> _Written exercise_: Of all the lines in the material, how many include the word "buenas"? Reply with the number alone.

Stored entries
******************************

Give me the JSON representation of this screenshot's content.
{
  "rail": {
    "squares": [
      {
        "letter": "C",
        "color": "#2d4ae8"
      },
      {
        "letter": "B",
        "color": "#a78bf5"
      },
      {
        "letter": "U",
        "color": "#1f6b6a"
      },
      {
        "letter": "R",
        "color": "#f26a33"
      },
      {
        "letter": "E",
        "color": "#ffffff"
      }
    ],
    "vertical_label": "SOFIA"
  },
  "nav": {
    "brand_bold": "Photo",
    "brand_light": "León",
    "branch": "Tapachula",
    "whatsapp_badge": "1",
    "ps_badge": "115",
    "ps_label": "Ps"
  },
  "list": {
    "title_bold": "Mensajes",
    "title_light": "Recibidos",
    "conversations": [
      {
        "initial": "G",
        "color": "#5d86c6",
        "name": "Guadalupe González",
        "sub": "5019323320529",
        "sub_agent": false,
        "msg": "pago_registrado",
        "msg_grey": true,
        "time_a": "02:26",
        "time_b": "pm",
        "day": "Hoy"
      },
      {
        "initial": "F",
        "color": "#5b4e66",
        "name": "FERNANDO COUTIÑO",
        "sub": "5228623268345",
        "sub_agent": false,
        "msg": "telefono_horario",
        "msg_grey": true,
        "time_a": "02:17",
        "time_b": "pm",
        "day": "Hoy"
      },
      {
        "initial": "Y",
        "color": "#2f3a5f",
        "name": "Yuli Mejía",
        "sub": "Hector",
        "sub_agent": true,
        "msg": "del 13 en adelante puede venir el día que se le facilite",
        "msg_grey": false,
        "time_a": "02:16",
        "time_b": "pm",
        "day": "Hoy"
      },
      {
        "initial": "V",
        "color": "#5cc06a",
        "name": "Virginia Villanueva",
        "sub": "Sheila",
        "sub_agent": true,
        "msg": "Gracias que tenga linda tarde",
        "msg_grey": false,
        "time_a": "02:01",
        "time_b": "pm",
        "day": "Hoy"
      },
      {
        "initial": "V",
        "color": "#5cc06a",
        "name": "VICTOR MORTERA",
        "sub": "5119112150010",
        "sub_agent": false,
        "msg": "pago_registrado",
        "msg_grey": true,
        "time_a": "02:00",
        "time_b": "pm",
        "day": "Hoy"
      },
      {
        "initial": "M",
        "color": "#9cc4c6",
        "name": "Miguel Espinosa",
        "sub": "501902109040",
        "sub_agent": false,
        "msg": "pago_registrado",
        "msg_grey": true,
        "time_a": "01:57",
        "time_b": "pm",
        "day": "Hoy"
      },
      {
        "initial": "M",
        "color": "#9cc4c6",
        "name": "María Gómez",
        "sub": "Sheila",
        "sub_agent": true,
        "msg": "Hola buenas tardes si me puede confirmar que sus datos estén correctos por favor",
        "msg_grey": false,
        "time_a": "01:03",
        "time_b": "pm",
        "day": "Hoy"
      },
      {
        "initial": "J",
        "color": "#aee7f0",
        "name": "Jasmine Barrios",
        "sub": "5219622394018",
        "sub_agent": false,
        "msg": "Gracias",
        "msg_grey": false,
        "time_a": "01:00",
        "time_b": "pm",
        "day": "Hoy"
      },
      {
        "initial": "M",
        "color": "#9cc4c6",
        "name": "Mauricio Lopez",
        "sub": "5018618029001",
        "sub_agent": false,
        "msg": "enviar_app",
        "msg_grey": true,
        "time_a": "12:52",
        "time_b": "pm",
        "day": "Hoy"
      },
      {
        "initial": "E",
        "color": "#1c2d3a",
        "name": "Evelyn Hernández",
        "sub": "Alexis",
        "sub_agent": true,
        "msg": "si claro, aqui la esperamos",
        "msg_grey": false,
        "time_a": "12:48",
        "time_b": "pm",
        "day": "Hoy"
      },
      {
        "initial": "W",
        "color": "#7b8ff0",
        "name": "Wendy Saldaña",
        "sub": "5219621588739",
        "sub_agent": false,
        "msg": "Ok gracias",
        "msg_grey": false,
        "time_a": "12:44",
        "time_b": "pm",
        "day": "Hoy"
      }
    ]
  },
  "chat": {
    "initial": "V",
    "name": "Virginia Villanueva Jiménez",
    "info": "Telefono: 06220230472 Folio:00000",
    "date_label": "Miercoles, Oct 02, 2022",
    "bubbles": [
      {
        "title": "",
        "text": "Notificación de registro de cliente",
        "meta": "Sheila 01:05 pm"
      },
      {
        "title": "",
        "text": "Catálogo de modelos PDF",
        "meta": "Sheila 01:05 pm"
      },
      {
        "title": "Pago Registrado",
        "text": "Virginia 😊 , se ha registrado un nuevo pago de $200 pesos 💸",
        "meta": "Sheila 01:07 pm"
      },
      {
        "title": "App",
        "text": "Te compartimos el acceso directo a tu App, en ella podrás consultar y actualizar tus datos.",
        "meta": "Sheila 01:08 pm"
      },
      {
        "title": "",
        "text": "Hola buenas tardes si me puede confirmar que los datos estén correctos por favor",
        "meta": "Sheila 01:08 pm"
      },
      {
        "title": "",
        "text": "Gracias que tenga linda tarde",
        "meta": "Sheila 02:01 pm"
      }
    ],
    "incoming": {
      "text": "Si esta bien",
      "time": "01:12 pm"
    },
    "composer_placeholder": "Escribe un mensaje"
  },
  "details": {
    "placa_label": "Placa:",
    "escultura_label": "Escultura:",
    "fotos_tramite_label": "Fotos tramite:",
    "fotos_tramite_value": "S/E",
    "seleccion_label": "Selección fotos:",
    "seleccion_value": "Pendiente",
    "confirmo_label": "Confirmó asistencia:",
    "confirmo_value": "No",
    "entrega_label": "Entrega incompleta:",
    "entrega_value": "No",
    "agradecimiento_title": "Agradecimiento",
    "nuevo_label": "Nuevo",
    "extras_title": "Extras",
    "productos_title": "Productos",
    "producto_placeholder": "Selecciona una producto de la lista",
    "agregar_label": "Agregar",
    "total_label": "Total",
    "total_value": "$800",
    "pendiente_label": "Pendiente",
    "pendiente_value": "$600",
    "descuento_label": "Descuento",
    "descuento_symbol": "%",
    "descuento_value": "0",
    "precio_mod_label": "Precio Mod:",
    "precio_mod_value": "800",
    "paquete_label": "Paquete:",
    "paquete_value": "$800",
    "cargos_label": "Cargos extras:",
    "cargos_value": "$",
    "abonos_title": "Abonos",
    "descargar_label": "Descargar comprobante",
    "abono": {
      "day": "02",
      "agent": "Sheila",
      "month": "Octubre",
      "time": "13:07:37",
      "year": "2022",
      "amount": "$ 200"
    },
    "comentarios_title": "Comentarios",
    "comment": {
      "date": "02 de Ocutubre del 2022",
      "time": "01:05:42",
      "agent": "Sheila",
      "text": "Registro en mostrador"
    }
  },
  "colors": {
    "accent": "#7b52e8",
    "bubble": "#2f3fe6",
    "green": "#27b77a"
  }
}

******************************

> _Full response_: 2